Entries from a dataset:
[start]
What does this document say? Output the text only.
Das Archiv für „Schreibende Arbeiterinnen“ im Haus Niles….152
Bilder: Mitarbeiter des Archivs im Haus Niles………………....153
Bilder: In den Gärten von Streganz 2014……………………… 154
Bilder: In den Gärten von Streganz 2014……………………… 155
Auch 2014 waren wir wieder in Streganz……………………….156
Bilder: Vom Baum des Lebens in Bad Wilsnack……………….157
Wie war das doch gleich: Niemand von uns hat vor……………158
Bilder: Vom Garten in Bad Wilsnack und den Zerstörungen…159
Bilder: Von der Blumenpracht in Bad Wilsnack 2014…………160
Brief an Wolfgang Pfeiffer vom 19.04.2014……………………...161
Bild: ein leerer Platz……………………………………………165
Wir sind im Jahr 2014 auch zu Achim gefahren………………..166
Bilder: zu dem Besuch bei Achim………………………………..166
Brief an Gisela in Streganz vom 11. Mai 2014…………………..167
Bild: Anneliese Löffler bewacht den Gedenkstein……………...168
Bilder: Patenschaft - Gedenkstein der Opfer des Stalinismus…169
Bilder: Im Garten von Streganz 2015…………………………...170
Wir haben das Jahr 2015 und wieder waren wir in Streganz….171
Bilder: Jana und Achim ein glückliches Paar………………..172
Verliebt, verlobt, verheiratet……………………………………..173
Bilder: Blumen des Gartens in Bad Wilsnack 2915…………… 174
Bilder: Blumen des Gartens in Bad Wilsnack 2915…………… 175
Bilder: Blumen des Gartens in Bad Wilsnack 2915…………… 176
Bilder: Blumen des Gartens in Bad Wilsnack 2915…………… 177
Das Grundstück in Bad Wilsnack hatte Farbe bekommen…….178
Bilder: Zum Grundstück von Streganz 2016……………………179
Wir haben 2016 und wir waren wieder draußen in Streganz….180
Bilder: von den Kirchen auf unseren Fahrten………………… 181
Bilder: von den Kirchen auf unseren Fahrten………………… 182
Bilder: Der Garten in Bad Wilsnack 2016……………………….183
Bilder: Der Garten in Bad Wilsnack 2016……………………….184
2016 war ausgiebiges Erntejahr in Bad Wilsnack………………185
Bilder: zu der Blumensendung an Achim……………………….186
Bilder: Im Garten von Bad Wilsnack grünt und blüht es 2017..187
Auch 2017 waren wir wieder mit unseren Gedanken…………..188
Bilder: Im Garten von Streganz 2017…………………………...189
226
[end]
:: Direction ::
From the listing, copy each line containing the word "Kirchen".

:: Finished task ::
Bilder: von den Kirchen auf unseren Fahrten………………… 181
Bilder: von den Kirchen auf unseren Fahrten………………… 182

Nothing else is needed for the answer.